Assemble all lines in which the string "regions" appears.

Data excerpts
==============================

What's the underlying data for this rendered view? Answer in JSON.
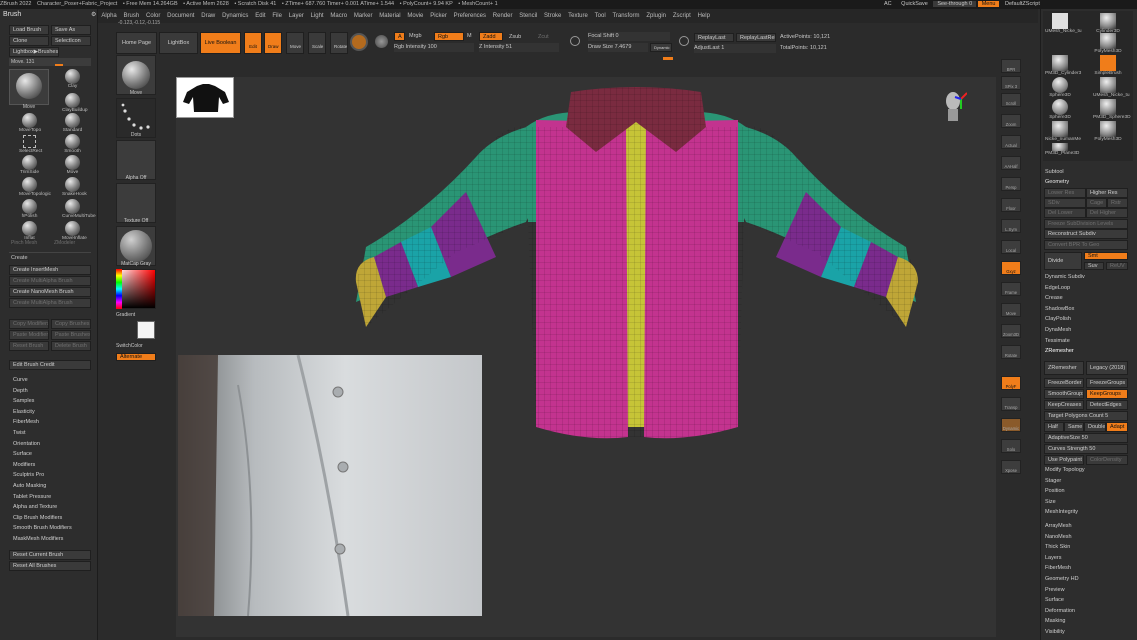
{
  "titlebar": {
    "items": [
      "ZBrush 2022",
      "Character_Poser+Fabric_Project",
      "• Free Mem 14.264GB",
      "• Active Mem 2628",
      "• Scratch Disk 41",
      "• ZTime+ 687.760 Timer+ 0.001 ATime+ 1.544",
      "• PolyCount+ 9.94 KP",
      "• MeshCount+ 1"
    ],
    "right": [
      "AC",
      "QuickSave",
      "See-through 0",
      "Menu",
      "DefaultZScript"
    ]
  },
  "menubar": {
    "items": [
      "Alpha",
      "Brush",
      "Color",
      "Document",
      "Draw",
      "Dynamics",
      "Edit",
      "File",
      "Layer",
      "Light",
      "Macro",
      "Marker",
      "Material",
      "Movie",
      "Picker",
      "Preferences",
      "Render",
      "Stencil",
      "Stroke",
      "Texture",
      "Tool",
      "Transform",
      "Zplugin",
      "Zscript",
      "Help"
    ]
  },
  "leftpanel": {
    "header": "Brush",
    "buttons": [
      "Load Brush",
      "Save As",
      "Clone",
      "SelectIcon",
      "Lightbox▶Brushes"
    ],
    "move_value": "Move. 131",
    "brushes": [
      "Move",
      "Clay",
      "ClayBuildup",
      "MoveTopo",
      "Standard",
      "SelectRect",
      "Smooth",
      "TrimSide",
      "Move",
      "MoveTopologic",
      "SnakeHook",
      "hPolish",
      "CurveMultiTube",
      "Inflat",
      "MoveInflate",
      "Pinch Mesh",
      "ZModeler"
    ],
    "create_header": "Create",
    "create_items": [
      "Create InsertMesh",
      "Create MultiAlpha Brush",
      "Create NanoMesh Brush",
      "Create MultiAlpha Brush",
      "Copy Modifiers",
      "Copy Brushes",
      "Paste Modifiers",
      "Paste Brushes",
      "Reset Brush",
      "Delete Brush"
    ],
    "edit_credit": "Edit Brush Credit",
    "sections": [
      "Curve",
      "Depth",
      "Samples",
      "Elasticity",
      "FiberMesh",
      "Twist",
      "Orientation",
      "Surface",
      "Modifiers",
      "Sculptris Pro",
      "Auto Masking",
      "Tablet Pressure",
      "Alpha and Texture",
      "Clip Brush Modifiers",
      "Smooth Brush Modifiers",
      "MaskMesh Modifiers"
    ],
    "reset_current": "Reset Current Brush",
    "reset_all": "Reset All Brushes"
  },
  "lefttools": {
    "labels": [
      "Move",
      "Dots",
      "Alpha Off",
      "Texture Off",
      "MatCap Gray",
      "Gradient",
      "SwitchColor",
      "Alternate"
    ]
  },
  "toolbar": {
    "home": "Home Page",
    "lightbox": "LightBox",
    "live_boolean": "Live Boolean",
    "edit": "Edit",
    "draw": "Draw",
    "move": "Move",
    "scale": "Scale",
    "rotate": "Rotate",
    "a": "A",
    "mrgb": "Mrgb",
    "rgb": "Rgb",
    "m": "M",
    "zadd": "Zadd",
    "zsub": "Zsub",
    "zcut": "Zcut",
    "rgb_intensity": "Rgb Intensity 100",
    "z_intensity": "Z Intensity 51",
    "focal_shift": "Focal Shift 0",
    "draw_size": "Draw Size 7.4679",
    "dynamic": "Dynamic",
    "replay_last": "ReplayLast",
    "replay_last_rel": "ReplayLastRel",
    "adjust_last": "AdjustLast 1",
    "active_points": "ActivePoints: 10,121",
    "total_points": "TotalPoints: 10,121",
    "coords": "-0.123,-0.12,-0.115"
  },
  "rightstrip": {
    "labels": [
      "BPR",
      "SPix 3",
      "Scroll",
      "Zoom",
      "Actual",
      "AAHalf",
      "Persp",
      "Floor",
      "L.Sym",
      "Local",
      "Gxyz",
      "Frame",
      "Move",
      "Zoom3D",
      "Rotate",
      "PolyF",
      "Transp",
      "Dynamic",
      "Solo",
      "Xpose"
    ]
  },
  "rightpanel": {
    "subtools": [
      "UMesh_Nicke_tu",
      "PolyMesh3D",
      "Cylinder3D",
      "PM3D_Cylinder3",
      "SimpleBrush",
      "Sphere3D",
      "UMesh_Nicke_tu",
      "Sphere3D",
      "PM3D_Sphere3D",
      "Nicke_numanMe",
      "PolyMesh3D",
      "PM3D_Plane3D"
    ],
    "subtool_header": "Subtool",
    "geometry_header": "Geometry",
    "higher_res": "Higher Res",
    "lower_res": "Lower Res",
    "sdiv": "SDiv",
    "cage": "Cage",
    "rstr": "Rstr",
    "del_lower": "Del Lower",
    "del_higher": "Del Higher",
    "freeze": "Freeze SubDivision Levels",
    "reconstruct": "Reconstruct Subdiv",
    "convert_bpr": "Convert BPR To Geo",
    "divide": "Divide",
    "smt": "Smt",
    "suv": "Suv",
    "reuv": "ReUV",
    "items": [
      "Dynamic Subdiv",
      "EdgeLoop",
      "Crease",
      "ShadowBox",
      "ClayPolish",
      "DynaMesh",
      "Tessimate",
      "ZRemesher"
    ],
    "zremesher_btn": "ZRemesher",
    "legacy": "Legacy (2018)",
    "freeze_border": "FreezeBorder",
    "freeze_groups": "FreezeGroups",
    "smooth_groups": "SmoothGroups",
    "keep_groups": "KeepGroups",
    "keep_creases": "KeepCreases",
    "detect_edges": "DetectEdges",
    "target_poly": "Target Polygons Count 5",
    "half": "Half",
    "same": "Same",
    "double": "Double",
    "adapt": "Adapt",
    "adaptive_size": "AdaptiveSize 50",
    "curves_strength": "Curves Strength 50",
    "use_polypaint": "Use Polypaint",
    "color_density": "ColorDensity",
    "lower_items": [
      "Modify Topology",
      "Stager",
      "Position",
      "Size",
      "MeshIntegrity"
    ],
    "extra_items": [
      "ArrayMesh",
      "NanoMesh",
      "Thick Skin",
      "Layers",
      "FiberMesh",
      "Geometry HD",
      "Preview",
      "Surface",
      "Deformation",
      "Masking",
      "Visibility"
    ]
  }
}
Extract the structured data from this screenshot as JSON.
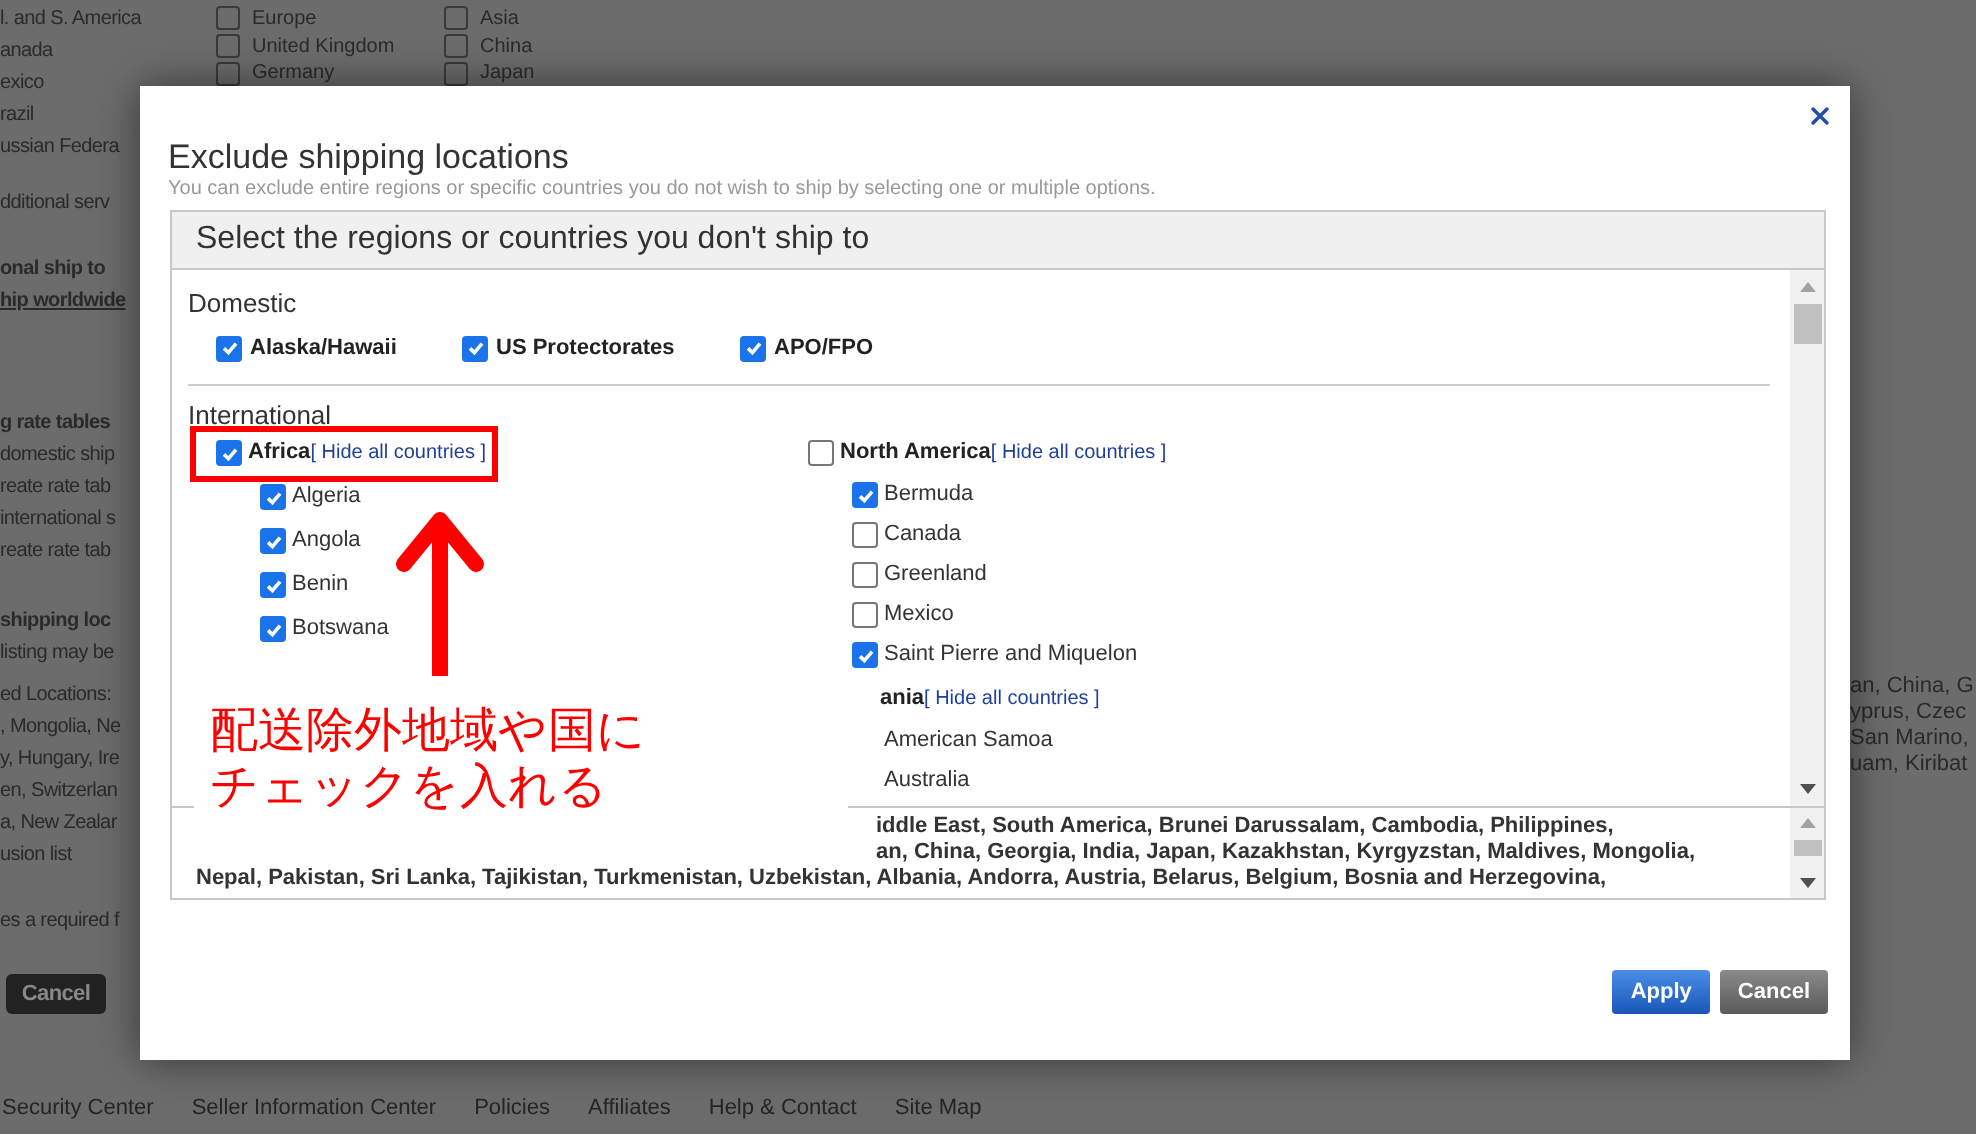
{
  "background_page": {
    "regions": [
      {
        "label": "Europe",
        "checked": false
      },
      {
        "label": "United Kingdom",
        "checked": false
      },
      {
        "label": "Germany",
        "checked": false
      },
      {
        "label": "Asia",
        "checked": false
      },
      {
        "label": "China",
        "checked": false
      },
      {
        "label": "Japan",
        "checked": false
      }
    ],
    "left_sections": [
      {
        "lines": [
          {
            "kind": "text",
            "text": "l. and S. America"
          },
          {
            "kind": "text",
            "text": "anada"
          },
          {
            "kind": "text",
            "text": "exico"
          },
          {
            "kind": "text",
            "text": "razil"
          },
          {
            "kind": "text",
            "text": "ussian Federa"
          }
        ]
      },
      {
        "lines": [
          {
            "kind": "text",
            "text": "dditional serv"
          }
        ]
      },
      {
        "lines": [
          {
            "kind": "heading",
            "text": "onal ship to"
          },
          {
            "kind": "link",
            "text": "hip worldwide"
          }
        ]
      },
      {
        "lines": [
          {
            "kind": "heading",
            "text": "g rate tables"
          },
          {
            "kind": "text",
            "text": "domestic ship"
          },
          {
            "kind": "text",
            "text": "reate rate tab"
          },
          {
            "kind": "text",
            "text": "international s"
          },
          {
            "kind": "text",
            "text": "reate rate tab"
          }
        ]
      },
      {
        "lines": [
          {
            "kind": "heading",
            "text": "shipping loc"
          },
          {
            "kind": "text",
            "text": "listing may be"
          }
        ]
      },
      {
        "lines": [
          {
            "kind": "text",
            "text": "ed Locations:"
          },
          {
            "kind": "text",
            "text": ", Mongolia, Ne"
          },
          {
            "kind": "text",
            "text": "y, Hungary, Ire"
          },
          {
            "kind": "text",
            "text": "en, Switzerlan"
          },
          {
            "kind": "text",
            "text": "a, New Zealar"
          },
          {
            "kind": "text",
            "text": "usion list"
          }
        ]
      },
      {
        "lines": [
          {
            "kind": "text",
            "text": "es a required f"
          }
        ]
      }
    ],
    "cancel_button": "Cancel",
    "right_lines": [
      "an, China, G",
      "yprus, Czec",
      "San Marino,",
      "uam, Kiribat"
    ],
    "footer_links": [
      "Security Center",
      "Seller Information Center",
      "Policies",
      "Affiliates",
      "Help & Contact",
      "Site Map"
    ]
  },
  "dialog": {
    "title": "Exclude shipping locations",
    "subtitle": "You can exclude entire regions or specific countries you do not wish to ship by selecting one or multiple options.",
    "panel_title": "Select the regions or countries you don't ship to",
    "domestic": {
      "heading": "Domestic",
      "options": [
        {
          "label": "Alaska/Hawaii",
          "checked": true
        },
        {
          "label": "US Protectorates",
          "checked": true
        },
        {
          "label": "APO/FPO",
          "checked": true
        }
      ]
    },
    "international": {
      "heading": "International",
      "columns": [
        [
          {
            "label": "Africa",
            "checked": true,
            "link": "[ Hide all countries ]",
            "countries": [
              {
                "label": "Algeria",
                "checked": true
              },
              {
                "label": "Angola",
                "checked": true
              },
              {
                "label": "Benin",
                "checked": true
              },
              {
                "label": "Botswana",
                "checked": true
              }
            ]
          }
        ],
        [
          {
            "label": "North America",
            "checked": false,
            "link": "[ Hide all countries ]",
            "countries": [
              {
                "label": "Bermuda",
                "checked": true
              },
              {
                "label": "Canada",
                "checked": false
              },
              {
                "label": "Greenland",
                "checked": false
              },
              {
                "label": "Mexico",
                "checked": false
              },
              {
                "label": "Saint Pierre and Miquelon",
                "checked": true
              }
            ]
          },
          {
            "label": "ania",
            "link": "[ Hide all countries ]",
            "countries": [
              {
                "label": "American Samoa"
              },
              {
                "label": "Australia"
              }
            ]
          }
        ]
      ]
    },
    "summary_lines": [
      "iddle East, South America, Brunei Darussalam, Cambodia, Philippines,",
      "an, China, Georgia, India, Japan, Kazakhstan, Kyrgyzstan, Maldives, Mongolia,",
      "Nepal, Pakistan, Sri Lanka, Tajikistan, Turkmenistan, Uzbekistan, Albania, Andorra, Austria, Belarus, Belgium, Bosnia and Herzegovina,"
    ],
    "buttons": [
      {
        "kind": "primary",
        "label": "Apply"
      },
      {
        "kind": "secondary",
        "label": "Cancel"
      }
    ]
  },
  "annotation": {
    "lines": [
      "配送除外地域や国に",
      "チェックを入れる"
    ]
  }
}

==============================

- [PROBLEM SOLUTION]:
    "regions": [
    "subtitle": "You can exclude entire regions or specific countries you do not wish to ship by selecting one or multiple options.",
    "panel_title": "Select the regions or countries you don't ship to",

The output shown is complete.